[start MATERIAL PROVIDED]

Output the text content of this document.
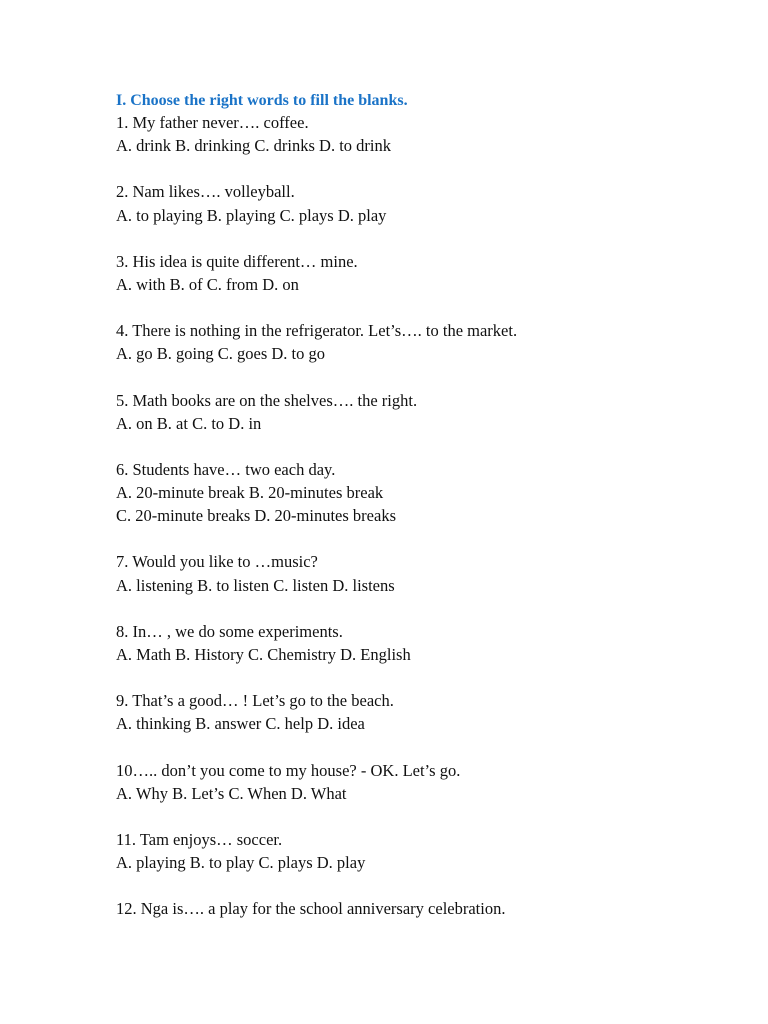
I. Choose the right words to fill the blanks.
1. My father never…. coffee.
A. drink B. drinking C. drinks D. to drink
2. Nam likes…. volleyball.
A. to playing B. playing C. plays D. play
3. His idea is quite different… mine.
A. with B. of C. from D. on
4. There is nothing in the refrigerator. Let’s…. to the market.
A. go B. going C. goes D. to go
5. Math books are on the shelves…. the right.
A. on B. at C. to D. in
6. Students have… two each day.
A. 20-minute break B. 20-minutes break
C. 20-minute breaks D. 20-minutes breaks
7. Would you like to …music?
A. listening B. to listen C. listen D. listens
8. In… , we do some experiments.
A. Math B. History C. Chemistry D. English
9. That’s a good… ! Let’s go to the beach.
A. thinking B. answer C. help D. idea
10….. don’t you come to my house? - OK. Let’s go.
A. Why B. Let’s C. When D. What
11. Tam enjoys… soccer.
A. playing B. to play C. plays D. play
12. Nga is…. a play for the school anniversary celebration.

[end MATERIAL PROVIDED]
[start MATERIAL PROVIDED]

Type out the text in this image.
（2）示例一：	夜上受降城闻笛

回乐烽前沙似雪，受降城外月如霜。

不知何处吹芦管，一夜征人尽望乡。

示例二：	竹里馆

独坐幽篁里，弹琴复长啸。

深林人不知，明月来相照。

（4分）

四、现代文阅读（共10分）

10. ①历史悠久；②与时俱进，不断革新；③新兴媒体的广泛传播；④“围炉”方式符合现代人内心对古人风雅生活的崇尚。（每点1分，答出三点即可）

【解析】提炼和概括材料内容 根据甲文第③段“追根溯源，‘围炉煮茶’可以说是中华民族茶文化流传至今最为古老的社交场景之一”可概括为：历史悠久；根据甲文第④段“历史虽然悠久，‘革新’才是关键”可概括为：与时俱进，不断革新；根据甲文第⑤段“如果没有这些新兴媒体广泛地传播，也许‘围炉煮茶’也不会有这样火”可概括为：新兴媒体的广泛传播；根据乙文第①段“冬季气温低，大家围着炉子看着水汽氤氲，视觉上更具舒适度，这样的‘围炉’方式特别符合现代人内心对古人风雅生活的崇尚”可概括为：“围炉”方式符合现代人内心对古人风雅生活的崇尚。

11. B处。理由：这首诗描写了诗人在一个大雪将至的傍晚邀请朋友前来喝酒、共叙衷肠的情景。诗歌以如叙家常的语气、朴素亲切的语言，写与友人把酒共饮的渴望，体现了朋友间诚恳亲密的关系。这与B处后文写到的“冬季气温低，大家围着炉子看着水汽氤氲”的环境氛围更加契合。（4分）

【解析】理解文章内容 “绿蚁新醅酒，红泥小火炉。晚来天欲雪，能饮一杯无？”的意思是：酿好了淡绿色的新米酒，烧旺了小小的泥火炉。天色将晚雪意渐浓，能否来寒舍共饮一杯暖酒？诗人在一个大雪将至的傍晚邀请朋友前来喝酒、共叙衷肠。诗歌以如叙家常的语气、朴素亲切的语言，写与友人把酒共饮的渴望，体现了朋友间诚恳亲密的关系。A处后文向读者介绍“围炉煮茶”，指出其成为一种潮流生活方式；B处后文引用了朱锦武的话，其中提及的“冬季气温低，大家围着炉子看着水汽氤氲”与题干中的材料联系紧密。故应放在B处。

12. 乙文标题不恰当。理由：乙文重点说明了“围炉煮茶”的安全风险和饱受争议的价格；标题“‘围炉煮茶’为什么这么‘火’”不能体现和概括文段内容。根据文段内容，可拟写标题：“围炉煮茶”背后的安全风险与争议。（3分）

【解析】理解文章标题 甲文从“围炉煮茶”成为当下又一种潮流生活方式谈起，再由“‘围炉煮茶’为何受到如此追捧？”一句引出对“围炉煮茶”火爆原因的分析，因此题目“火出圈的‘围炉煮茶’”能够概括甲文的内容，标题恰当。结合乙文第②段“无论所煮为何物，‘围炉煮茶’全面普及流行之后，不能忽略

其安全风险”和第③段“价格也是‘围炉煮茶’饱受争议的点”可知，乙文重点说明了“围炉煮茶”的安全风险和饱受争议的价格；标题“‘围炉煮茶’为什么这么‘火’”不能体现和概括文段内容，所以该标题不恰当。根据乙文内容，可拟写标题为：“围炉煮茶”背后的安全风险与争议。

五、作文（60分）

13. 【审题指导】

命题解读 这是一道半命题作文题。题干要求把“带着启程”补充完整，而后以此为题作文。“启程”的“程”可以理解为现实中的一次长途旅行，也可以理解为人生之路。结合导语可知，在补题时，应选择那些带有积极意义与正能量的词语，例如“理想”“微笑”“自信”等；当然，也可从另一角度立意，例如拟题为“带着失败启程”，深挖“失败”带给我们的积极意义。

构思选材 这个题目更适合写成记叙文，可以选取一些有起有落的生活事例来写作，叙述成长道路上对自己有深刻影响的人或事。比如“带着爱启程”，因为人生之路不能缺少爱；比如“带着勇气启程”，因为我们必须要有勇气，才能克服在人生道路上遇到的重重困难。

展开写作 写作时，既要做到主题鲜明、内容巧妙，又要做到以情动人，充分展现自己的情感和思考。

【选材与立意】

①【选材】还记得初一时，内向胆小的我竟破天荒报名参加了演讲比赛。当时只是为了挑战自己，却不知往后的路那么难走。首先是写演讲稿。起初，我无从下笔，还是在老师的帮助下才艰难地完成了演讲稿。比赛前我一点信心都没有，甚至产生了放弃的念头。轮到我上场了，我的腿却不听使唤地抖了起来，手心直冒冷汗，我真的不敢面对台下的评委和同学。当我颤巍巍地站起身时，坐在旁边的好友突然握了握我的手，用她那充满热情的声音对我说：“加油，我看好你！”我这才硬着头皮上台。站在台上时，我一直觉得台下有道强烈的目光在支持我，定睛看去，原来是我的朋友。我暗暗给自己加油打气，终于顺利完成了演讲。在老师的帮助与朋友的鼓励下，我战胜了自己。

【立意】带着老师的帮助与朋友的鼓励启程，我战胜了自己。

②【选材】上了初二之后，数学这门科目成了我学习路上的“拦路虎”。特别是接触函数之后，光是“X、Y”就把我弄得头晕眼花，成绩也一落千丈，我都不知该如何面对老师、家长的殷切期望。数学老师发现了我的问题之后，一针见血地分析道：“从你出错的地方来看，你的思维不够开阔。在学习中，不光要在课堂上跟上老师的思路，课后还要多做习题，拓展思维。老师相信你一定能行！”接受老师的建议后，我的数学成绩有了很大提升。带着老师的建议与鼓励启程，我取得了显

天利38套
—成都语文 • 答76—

[end MATERIAL PROVIDED]

- _AIM OF THE EXERCISE_:
Filter out every line that lacks the word "乙文重点说明了", and copy the rest.

- _RIGHT ANSWER_:
12. 乙文标题不恰当。理由：乙文重点说明了“围炉煮茶”的安全风险和饱受争议的价格；标题“‘围炉煮茶’为什么这么‘火’”不能体现和概括文段内容。根据文段内容，可拟写标题：“围炉煮茶”背后的安全风险与争议。（3分）
其安全风险”和第③段“价格也是‘围炉煮茶’饱受争议的点”可知，乙文重点说明了“围炉煮茶”的安全风险和饱受争议的价格；标题“‘围炉煮茶’为什么这么‘火’”不能体现和概括文段内容，所以该标题不恰当。根据乙文内容，可拟写标题为：“围炉煮茶”背后的安全风险与争议。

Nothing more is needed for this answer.